§ Short exercise:
Go through the lines below and copy each one that holds the string "leaf".

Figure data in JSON
__________
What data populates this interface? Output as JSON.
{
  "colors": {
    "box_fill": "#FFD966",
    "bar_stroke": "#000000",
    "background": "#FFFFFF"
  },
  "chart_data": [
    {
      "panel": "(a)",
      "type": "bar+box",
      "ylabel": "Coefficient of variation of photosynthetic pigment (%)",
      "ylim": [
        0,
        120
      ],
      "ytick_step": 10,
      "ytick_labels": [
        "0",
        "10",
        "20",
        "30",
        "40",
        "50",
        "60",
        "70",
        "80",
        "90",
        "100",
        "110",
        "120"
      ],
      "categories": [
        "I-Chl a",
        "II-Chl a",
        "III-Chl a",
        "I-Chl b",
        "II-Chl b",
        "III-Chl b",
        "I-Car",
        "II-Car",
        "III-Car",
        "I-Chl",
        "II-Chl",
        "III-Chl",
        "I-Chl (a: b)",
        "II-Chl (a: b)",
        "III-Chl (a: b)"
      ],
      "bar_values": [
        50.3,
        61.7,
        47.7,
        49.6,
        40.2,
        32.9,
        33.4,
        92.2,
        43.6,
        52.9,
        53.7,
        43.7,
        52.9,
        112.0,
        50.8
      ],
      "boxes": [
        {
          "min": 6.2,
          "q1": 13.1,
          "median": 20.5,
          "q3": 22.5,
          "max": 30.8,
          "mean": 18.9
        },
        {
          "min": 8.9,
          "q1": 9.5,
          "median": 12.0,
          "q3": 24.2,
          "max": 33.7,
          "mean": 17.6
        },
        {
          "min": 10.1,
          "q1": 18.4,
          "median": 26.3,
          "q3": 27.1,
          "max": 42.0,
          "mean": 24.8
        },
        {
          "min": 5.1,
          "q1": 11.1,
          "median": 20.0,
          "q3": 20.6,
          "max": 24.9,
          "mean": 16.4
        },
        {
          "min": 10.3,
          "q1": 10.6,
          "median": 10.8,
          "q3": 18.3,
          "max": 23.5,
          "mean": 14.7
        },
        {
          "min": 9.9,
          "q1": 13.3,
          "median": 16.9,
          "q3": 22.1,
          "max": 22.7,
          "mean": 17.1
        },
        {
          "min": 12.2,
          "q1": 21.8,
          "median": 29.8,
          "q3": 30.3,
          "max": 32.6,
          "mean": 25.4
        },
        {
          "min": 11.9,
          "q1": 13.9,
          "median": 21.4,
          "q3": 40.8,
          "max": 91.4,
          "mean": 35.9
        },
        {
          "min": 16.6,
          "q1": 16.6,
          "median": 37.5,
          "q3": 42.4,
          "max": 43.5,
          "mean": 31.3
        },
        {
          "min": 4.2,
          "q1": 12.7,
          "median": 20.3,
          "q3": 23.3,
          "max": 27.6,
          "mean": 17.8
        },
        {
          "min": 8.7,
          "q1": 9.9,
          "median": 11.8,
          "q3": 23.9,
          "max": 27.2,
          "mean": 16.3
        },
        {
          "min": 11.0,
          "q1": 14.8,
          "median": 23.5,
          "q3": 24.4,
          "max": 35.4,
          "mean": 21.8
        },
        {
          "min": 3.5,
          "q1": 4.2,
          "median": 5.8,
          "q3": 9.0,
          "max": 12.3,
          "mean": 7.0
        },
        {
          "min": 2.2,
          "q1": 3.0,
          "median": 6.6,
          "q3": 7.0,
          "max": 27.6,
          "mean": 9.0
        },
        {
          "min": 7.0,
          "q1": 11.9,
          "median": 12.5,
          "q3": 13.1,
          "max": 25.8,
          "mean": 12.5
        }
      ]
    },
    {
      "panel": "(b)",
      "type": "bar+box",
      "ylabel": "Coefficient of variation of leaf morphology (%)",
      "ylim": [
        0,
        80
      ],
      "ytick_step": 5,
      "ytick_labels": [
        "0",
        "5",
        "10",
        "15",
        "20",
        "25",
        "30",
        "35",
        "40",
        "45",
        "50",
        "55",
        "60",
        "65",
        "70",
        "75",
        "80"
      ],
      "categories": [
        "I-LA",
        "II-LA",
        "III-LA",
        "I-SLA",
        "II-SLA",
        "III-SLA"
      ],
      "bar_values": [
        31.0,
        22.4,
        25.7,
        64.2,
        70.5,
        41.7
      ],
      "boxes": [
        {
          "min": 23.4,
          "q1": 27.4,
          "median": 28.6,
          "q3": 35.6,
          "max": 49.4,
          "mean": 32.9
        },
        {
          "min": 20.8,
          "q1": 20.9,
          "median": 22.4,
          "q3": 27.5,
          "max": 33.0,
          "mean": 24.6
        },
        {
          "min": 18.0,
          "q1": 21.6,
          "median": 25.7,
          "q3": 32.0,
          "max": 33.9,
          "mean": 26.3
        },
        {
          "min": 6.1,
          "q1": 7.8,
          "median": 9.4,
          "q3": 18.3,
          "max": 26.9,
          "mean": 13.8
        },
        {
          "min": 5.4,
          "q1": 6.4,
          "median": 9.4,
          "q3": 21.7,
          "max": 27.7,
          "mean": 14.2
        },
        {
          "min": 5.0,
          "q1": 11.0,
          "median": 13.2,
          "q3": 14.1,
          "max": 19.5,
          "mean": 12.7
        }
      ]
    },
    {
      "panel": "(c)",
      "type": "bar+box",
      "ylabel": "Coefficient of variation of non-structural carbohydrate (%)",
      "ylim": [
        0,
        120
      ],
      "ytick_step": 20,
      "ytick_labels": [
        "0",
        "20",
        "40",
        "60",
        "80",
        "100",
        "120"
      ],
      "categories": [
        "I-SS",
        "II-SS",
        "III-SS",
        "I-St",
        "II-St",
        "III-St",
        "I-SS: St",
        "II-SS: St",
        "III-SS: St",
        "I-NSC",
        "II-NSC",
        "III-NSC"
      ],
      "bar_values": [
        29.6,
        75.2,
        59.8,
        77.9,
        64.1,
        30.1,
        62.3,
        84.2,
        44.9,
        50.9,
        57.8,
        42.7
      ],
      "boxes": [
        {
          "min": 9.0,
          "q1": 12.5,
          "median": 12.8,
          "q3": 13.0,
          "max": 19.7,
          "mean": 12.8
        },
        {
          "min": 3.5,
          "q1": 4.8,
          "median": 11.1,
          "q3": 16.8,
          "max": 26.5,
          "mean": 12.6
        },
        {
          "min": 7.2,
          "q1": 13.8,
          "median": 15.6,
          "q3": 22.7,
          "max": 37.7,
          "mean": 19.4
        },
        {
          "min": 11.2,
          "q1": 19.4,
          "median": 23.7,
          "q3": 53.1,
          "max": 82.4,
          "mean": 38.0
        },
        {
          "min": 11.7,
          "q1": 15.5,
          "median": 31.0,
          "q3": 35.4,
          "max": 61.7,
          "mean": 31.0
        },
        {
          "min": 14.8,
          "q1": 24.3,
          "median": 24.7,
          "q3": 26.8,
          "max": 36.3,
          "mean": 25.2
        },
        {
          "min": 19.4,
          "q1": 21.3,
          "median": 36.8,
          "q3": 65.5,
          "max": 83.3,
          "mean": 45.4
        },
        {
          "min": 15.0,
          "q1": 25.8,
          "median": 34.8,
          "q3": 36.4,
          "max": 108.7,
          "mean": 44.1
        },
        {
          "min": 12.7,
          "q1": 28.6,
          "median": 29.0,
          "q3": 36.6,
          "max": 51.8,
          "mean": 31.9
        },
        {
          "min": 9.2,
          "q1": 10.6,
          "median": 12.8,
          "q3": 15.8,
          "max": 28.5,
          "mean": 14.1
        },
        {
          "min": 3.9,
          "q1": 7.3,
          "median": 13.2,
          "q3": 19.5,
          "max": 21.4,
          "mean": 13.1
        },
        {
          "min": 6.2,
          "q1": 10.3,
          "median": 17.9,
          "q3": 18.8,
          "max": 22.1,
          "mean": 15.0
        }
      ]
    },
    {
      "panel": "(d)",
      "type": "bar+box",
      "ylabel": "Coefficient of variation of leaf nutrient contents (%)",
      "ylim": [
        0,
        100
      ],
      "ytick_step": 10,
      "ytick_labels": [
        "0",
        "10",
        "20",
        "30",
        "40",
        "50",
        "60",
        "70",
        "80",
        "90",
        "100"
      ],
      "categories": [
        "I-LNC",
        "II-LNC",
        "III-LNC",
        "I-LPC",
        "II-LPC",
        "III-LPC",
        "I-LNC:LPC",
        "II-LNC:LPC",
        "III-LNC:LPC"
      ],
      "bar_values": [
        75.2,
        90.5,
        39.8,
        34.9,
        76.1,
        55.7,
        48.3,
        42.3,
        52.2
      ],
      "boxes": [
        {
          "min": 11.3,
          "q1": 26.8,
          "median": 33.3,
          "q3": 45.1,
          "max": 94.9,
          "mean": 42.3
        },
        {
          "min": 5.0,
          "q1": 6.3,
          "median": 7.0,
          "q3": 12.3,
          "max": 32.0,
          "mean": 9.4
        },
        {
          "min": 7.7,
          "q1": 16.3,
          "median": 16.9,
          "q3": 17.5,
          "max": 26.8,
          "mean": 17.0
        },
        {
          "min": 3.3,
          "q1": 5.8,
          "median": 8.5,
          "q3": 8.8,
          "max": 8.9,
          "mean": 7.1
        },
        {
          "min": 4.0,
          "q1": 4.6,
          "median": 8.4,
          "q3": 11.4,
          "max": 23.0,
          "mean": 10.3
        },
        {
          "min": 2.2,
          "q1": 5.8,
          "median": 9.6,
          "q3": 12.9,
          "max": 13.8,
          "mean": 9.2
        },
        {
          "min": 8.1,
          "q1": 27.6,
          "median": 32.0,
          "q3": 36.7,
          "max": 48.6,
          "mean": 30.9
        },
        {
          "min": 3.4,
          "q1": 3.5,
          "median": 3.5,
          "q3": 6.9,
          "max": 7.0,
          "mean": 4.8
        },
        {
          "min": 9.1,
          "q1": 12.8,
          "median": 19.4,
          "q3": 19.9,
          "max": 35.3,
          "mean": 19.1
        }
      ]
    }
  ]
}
__________
§ Response to this exercise:
      "ylabel": "Coefficient of variation of leaf morphology (%)",
      "ylabel": "Coefficient of variation of leaf nutrient contents (%)",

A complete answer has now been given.